» Exercise directions
All of the entries must be reproduced exactly, with no images carried over.

» Task input
◇ ◇ ◇
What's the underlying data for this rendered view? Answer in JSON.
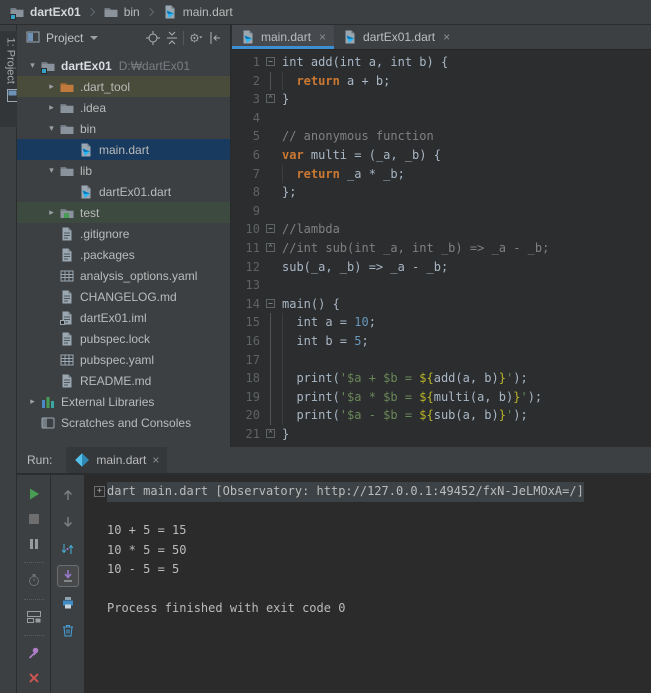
{
  "colors": {
    "accent_blue": "#3D8FD1",
    "selection_bg": "#173A5E",
    "excluded_row_bg": "#494B3B",
    "test_row_bg": "#3C4A40",
    "syntax": {
      "d": "#A9B7C6",
      "k": "#CC7832",
      "n": "#6897BB",
      "c": "#808080",
      "s": "#6A8759",
      "i": "#BBB529"
    },
    "run_green": "#499C54",
    "close_red": "#C75450"
  },
  "breadcrumb": {
    "items": [
      {
        "label": "dartEx01",
        "icon": "folder-project",
        "bold": true
      },
      {
        "label": "bin",
        "icon": "folder",
        "bold": false
      },
      {
        "label": "main.dart",
        "icon": "dart-file",
        "bold": false
      }
    ]
  },
  "tool_window_bar": {
    "project_tab_label": "1: Project"
  },
  "project_panel": {
    "title": "Project",
    "header_icons": [
      "locate",
      "collapse-all",
      "sep",
      "gear",
      "hide-panel"
    ],
    "tree": [
      {
        "indent": 0,
        "arrow": "down",
        "icon": "folder-project",
        "label": "dartEx01",
        "suffix": "D:₩dartEx01",
        "root": true
      },
      {
        "indent": 1,
        "arrow": "right",
        "icon": "folder-excluded",
        "label": ".dart_tool",
        "bg": "excl"
      },
      {
        "indent": 1,
        "arrow": "right",
        "icon": "folder",
        "label": ".idea"
      },
      {
        "indent": 1,
        "arrow": "down",
        "icon": "folder",
        "label": "bin"
      },
      {
        "indent": 2,
        "arrow": "none",
        "icon": "dart-file",
        "label": "main.dart",
        "selected": true
      },
      {
        "indent": 1,
        "arrow": "down",
        "icon": "folder",
        "label": "lib"
      },
      {
        "indent": 2,
        "arrow": "none",
        "icon": "dart-file",
        "label": "dartEx01.dart"
      },
      {
        "indent": 1,
        "arrow": "right",
        "icon": "folder-test",
        "label": "test",
        "bg": "test"
      },
      {
        "indent": 1,
        "arrow": "none",
        "icon": "file-text",
        "label": ".gitignore"
      },
      {
        "indent": 1,
        "arrow": "none",
        "icon": "file-text",
        "label": ".packages"
      },
      {
        "indent": 1,
        "arrow": "none",
        "icon": "file-yaml",
        "label": "analysis_options.yaml"
      },
      {
        "indent": 1,
        "arrow": "none",
        "icon": "file-text",
        "label": "CHANGELOG.md"
      },
      {
        "indent": 1,
        "arrow": "none",
        "icon": "file-iml",
        "label": "dartEx01.iml"
      },
      {
        "indent": 1,
        "arrow": "none",
        "icon": "file-text",
        "label": "pubspec.lock"
      },
      {
        "indent": 1,
        "arrow": "none",
        "icon": "file-yaml",
        "label": "pubspec.yaml"
      },
      {
        "indent": 1,
        "arrow": "none",
        "icon": "file-text",
        "label": "README.md"
      },
      {
        "indent": 0,
        "arrow": "right",
        "icon": "libraries",
        "label": "External Libraries"
      },
      {
        "indent": 0,
        "arrow": "none",
        "icon": "scratches",
        "label": "Scratches and Consoles"
      }
    ]
  },
  "editor": {
    "tabs": [
      {
        "label": "main.dart",
        "icon": "dart-file",
        "active": true
      },
      {
        "label": "dartEx01.dart",
        "icon": "dart-file",
        "active": false
      }
    ],
    "lines": [
      {
        "n": 1,
        "fold": "start",
        "segments": [
          [
            "int add(int a, int b) {",
            "d"
          ]
        ]
      },
      {
        "n": 2,
        "foldline": true,
        "guide": true,
        "segments": [
          [
            "  ",
            "d"
          ],
          [
            "return",
            "k"
          ],
          [
            " a + b;",
            "d"
          ]
        ]
      },
      {
        "n": 3,
        "fold": "end",
        "segments": [
          [
            "}",
            "d"
          ]
        ]
      },
      {
        "n": 4,
        "segments": []
      },
      {
        "n": 5,
        "segments": [
          [
            "// anonymous function",
            "c"
          ]
        ]
      },
      {
        "n": 6,
        "segments": [
          [
            "var",
            "k"
          ],
          [
            " multi = (_a, _b) {",
            "d"
          ]
        ]
      },
      {
        "n": 7,
        "guide": true,
        "segments": [
          [
            "  ",
            "d"
          ],
          [
            "return",
            "k"
          ],
          [
            " _a * _b;",
            "d"
          ]
        ]
      },
      {
        "n": 8,
        "segments": [
          [
            "};",
            "d"
          ]
        ]
      },
      {
        "n": 9,
        "segments": []
      },
      {
        "n": 10,
        "fold": "start",
        "segments": [
          [
            "//lambda",
            "c"
          ]
        ]
      },
      {
        "n": 11,
        "fold": "end",
        "segments": [
          [
            "//int sub(int _a, int _b) => _a - _b;",
            "c"
          ]
        ]
      },
      {
        "n": 12,
        "segments": [
          [
            "sub(_a, _b) => _a - _b;",
            "d"
          ]
        ]
      },
      {
        "n": 13,
        "segments": []
      },
      {
        "n": 14,
        "fold": "start",
        "segments": [
          [
            "main() {",
            "d"
          ]
        ]
      },
      {
        "n": 15,
        "foldline": true,
        "guide": true,
        "segments": [
          [
            "  int a = ",
            "d"
          ],
          [
            "10",
            "n"
          ],
          [
            ";",
            "d"
          ]
        ]
      },
      {
        "n": 16,
        "foldline": true,
        "guide": true,
        "segments": [
          [
            "  int b = ",
            "d"
          ],
          [
            "5",
            "n"
          ],
          [
            ";",
            "d"
          ]
        ]
      },
      {
        "n": 17,
        "foldline": true,
        "guide": true,
        "segments": []
      },
      {
        "n": 18,
        "foldline": true,
        "guide": true,
        "segments": [
          [
            "  print(",
            "d"
          ],
          [
            "'$a + $b = ",
            "s"
          ],
          [
            "${",
            "i"
          ],
          [
            "add(a, b)",
            "d"
          ],
          [
            "}",
            "i"
          ],
          [
            "'",
            "s"
          ],
          [
            ");",
            "d"
          ]
        ]
      },
      {
        "n": 19,
        "foldline": true,
        "guide": true,
        "segments": [
          [
            "  print(",
            "d"
          ],
          [
            "'$a * $b = ",
            "s"
          ],
          [
            "${",
            "i"
          ],
          [
            "multi(a, b)",
            "d"
          ],
          [
            "}",
            "i"
          ],
          [
            "'",
            "s"
          ],
          [
            ");",
            "d"
          ]
        ]
      },
      {
        "n": 20,
        "foldline": true,
        "guide": true,
        "segments": [
          [
            "  print(",
            "d"
          ],
          [
            "'$a - $b = ",
            "s"
          ],
          [
            "${",
            "i"
          ],
          [
            "sub(a, b)",
            "d"
          ],
          [
            "}",
            "i"
          ],
          [
            "'",
            "s"
          ],
          [
            ");",
            "d"
          ]
        ]
      },
      {
        "n": 21,
        "fold": "end",
        "segments": [
          [
            "}",
            "d"
          ]
        ]
      }
    ]
  },
  "run_panel": {
    "label": "Run:",
    "tab": {
      "label": "main.dart",
      "icon": "dart-logo"
    },
    "toolbar_main": [
      "rerun",
      "stop",
      "pause",
      "dots",
      "profiler",
      "dots",
      "layout",
      "dots",
      "pin",
      "close"
    ],
    "toolbar_side": [
      "up",
      "down",
      "cycle",
      "scroll-end",
      "print",
      "clear"
    ],
    "console": [
      {
        "fold": true,
        "highlight": true,
        "text": "dart main.dart [Observatory: http://127.0.0.1:49452/fxN-JeLMOxA=/]"
      },
      {
        "text": ""
      },
      {
        "text": "10 + 5 = 15"
      },
      {
        "text": "10 * 5 = 50"
      },
      {
        "text": "10 - 5 = 5"
      },
      {
        "text": ""
      },
      {
        "text": "Process finished with exit code 0"
      }
    ]
  }
}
◇ ◇ ◇
» Reply
What's the underlying data for this rendered view? Answer in JSON.
{
  "colors": {
    "accent_blue": "#3D8FD1",
    "selection_bg": "#173A5E",
    "excluded_row_bg": "#494B3B",
    "test_row_bg": "#3C4A40",
    "syntax": {
      "d": "#A9B7C6",
      "k": "#CC7832",
      "n": "#6897BB",
      "c": "#808080",
      "s": "#6A8759",
      "i": "#BBB529"
    },
    "run_green": "#499C54",
    "close_red": "#C75450"
  },
  "breadcrumb": {
    "items": [
      {
        "label": "dartEx01",
        "icon": "folder-project",
        "bold": true
      },
      {
        "label": "bin",
        "icon": "folder",
        "bold": false
      },
      {
        "label": "main.dart",
        "icon": "dart-file",
        "bold": false
      }
    ]
  },
  "tool_window_bar": {
    "project_tab_label": "1: Project"
  },
  "project_panel": {
    "title": "Project",
    "header_icons": [
      "locate",
      "collapse-all",
      "sep",
      "gear",
      "hide-panel"
    ],
    "tree": [
      {
        "indent": 0,
        "arrow": "down",
        "icon": "folder-project",
        "label": "dartEx01",
        "suffix": "D:₩dartEx01",
        "root": true
      },
      {
        "indent": 1,
        "arrow": "right",
        "icon": "folder-excluded",
        "label": ".dart_tool",
        "bg": "excl"
      },
      {
        "indent": 1,
        "arrow": "right",
        "icon": "folder",
        "label": ".idea"
      },
      {
        "indent": 1,
        "arrow": "down",
        "icon": "folder",
        "label": "bin"
      },
      {
        "indent": 2,
        "arrow": "none",
        "icon": "dart-file",
        "label": "main.dart",
        "selected": true
      },
      {
        "indent": 1,
        "arrow": "down",
        "icon": "folder",
        "label": "lib"
      },
      {
        "indent": 2,
        "arrow": "none",
        "icon": "dart-file",
        "label": "dartEx01.dart"
      },
      {
        "indent": 1,
        "arrow": "right",
        "icon": "folder-test",
        "label": "test",
        "bg": "test"
      },
      {
        "indent": 1,
        "arrow": "none",
        "icon": "file-text",
        "label": ".gitignore"
      },
      {
        "indent": 1,
        "arrow": "none",
        "icon": "file-text",
        "label": ".packages"
      },
      {
        "indent": 1,
        "arrow": "none",
        "icon": "file-yaml",
        "label": "analysis_options.yaml"
      },
      {
        "indent": 1,
        "arrow": "none",
        "icon": "file-text",
        "label": "CHANGELOG.md"
      },
      {
        "indent": 1,
        "arrow": "none",
        "icon": "file-iml",
        "label": "dartEx01.iml"
      },
      {
        "indent": 1,
        "arrow": "none",
        "icon": "file-text",
        "label": "pubspec.lock"
      },
      {
        "indent": 1,
        "arrow": "none",
        "icon": "file-yaml",
        "label": "pubspec.yaml"
      },
      {
        "indent": 1,
        "arrow": "none",
        "icon": "file-text",
        "label": "README.md"
      },
      {
        "indent": 0,
        "arrow": "right",
        "icon": "libraries",
        "label": "External Libraries"
      },
      {
        "indent": 0,
        "arrow": "none",
        "icon": "scratches",
        "label": "Scratches and Consoles"
      }
    ]
  },
  "editor": {
    "tabs": [
      {
        "label": "main.dart",
        "icon": "dart-file",
        "active": true
      },
      {
        "label": "dartEx01.dart",
        "icon": "dart-file",
        "active": false
      }
    ],
    "lines": [
      {
        "n": 1,
        "fold": "start",
        "segments": [
          [
            "int add(int a, int b) {",
            "d"
          ]
        ]
      },
      {
        "n": 2,
        "foldline": true,
        "guide": true,
        "segments": [
          [
            "  ",
            "d"
          ],
          [
            "return",
            "k"
          ],
          [
            " a + b;",
            "d"
          ]
        ]
      },
      {
        "n": 3,
        "fold": "end",
        "segments": [
          [
            "}",
            "d"
          ]
        ]
      },
      {
        "n": 4,
        "segments": []
      },
      {
        "n": 5,
        "segments": [
          [
            "// anonymous function",
            "c"
          ]
        ]
      },
      {
        "n": 6,
        "segments": [
          [
            "var",
            "k"
          ],
          [
            " multi = (_a, _b) {",
            "d"
          ]
        ]
      },
      {
        "n": 7,
        "guide": true,
        "segments": [
          [
            "  ",
            "d"
          ],
          [
            "return",
            "k"
          ],
          [
            " _a * _b;",
            "d"
          ]
        ]
      },
      {
        "n": 8,
        "segments": [
          [
            "};",
            "d"
          ]
        ]
      },
      {
        "n": 9,
        "segments": []
      },
      {
        "n": 10,
        "fold": "start",
        "segments": [
          [
            "//lambda",
            "c"
          ]
        ]
      },
      {
        "n": 11,
        "fold": "end",
        "segments": [
          [
            "//int sub(int _a, int _b) => _a - _b;",
            "c"
          ]
        ]
      },
      {
        "n": 12,
        "segments": [
          [
            "sub(_a, _b) => _a - _b;",
            "d"
          ]
        ]
      },
      {
        "n": 13,
        "segments": []
      },
      {
        "n": 14,
        "fold": "start",
        "segments": [
          [
            "main() {",
            "d"
          ]
        ]
      },
      {
        "n": 15,
        "foldline": true,
        "guide": true,
        "segments": [
          [
            "  int a = ",
            "d"
          ],
          [
            "10",
            "n"
          ],
          [
            ";",
            "d"
          ]
        ]
      },
      {
        "n": 16,
        "foldline": true,
        "guide": true,
        "segments": [
          [
            "  int b = ",
            "d"
          ],
          [
            "5",
            "n"
          ],
          [
            ";",
            "d"
          ]
        ]
      },
      {
        "n": 17,
        "foldline": true,
        "guide": true,
        "segments": []
      },
      {
        "n": 18,
        "foldline": true,
        "guide": true,
        "segments": [
          [
            "  print(",
            "d"
          ],
          [
            "'$a + $b = ",
            "s"
          ],
          [
            "${",
            "i"
          ],
          [
            "add(a, b)",
            "d"
          ],
          [
            "}",
            "i"
          ],
          [
            "'",
            "s"
          ],
          [
            ");",
            "d"
          ]
        ]
      },
      {
        "n": 19,
        "foldline": true,
        "guide": true,
        "segments": [
          [
            "  print(",
            "d"
          ],
          [
            "'$a * $b = ",
            "s"
          ],
          [
            "${",
            "i"
          ],
          [
            "multi(a, b)",
            "d"
          ],
          [
            "}",
            "i"
          ],
          [
            "'",
            "s"
          ],
          [
            ");",
            "d"
          ]
        ]
      },
      {
        "n": 20,
        "foldline": true,
        "guide": true,
        "segments": [
          [
            "  print(",
            "d"
          ],
          [
            "'$a - $b = ",
            "s"
          ],
          [
            "${",
            "i"
          ],
          [
            "sub(a, b)",
            "d"
          ],
          [
            "}",
            "i"
          ],
          [
            "'",
            "s"
          ],
          [
            ");",
            "d"
          ]
        ]
      },
      {
        "n": 21,
        "fold": "end",
        "segments": [
          [
            "}",
            "d"
          ]
        ]
      }
    ]
  },
  "run_panel": {
    "label": "Run:",
    "tab": {
      "label": "main.dart",
      "icon": "dart-logo"
    },
    "toolbar_main": [
      "rerun",
      "stop",
      "pause",
      "dots",
      "profiler",
      "dots",
      "layout",
      "dots",
      "pin",
      "close"
    ],
    "toolbar_side": [
      "up",
      "down",
      "cycle",
      "scroll-end",
      "print",
      "clear"
    ],
    "console": [
      {
        "fold": true,
        "highlight": true,
        "text": "dart main.dart [Observatory: http://127.0.0.1:49452/fxN-JeLMOxA=/]"
      },
      {
        "text": ""
      },
      {
        "text": "10 + 5 = 15"
      },
      {
        "text": "10 * 5 = 50"
      },
      {
        "text": "10 - 5 = 5"
      },
      {
        "text": ""
      },
      {
        "text": "Process finished with exit code 0"
      }
    ]
  }
}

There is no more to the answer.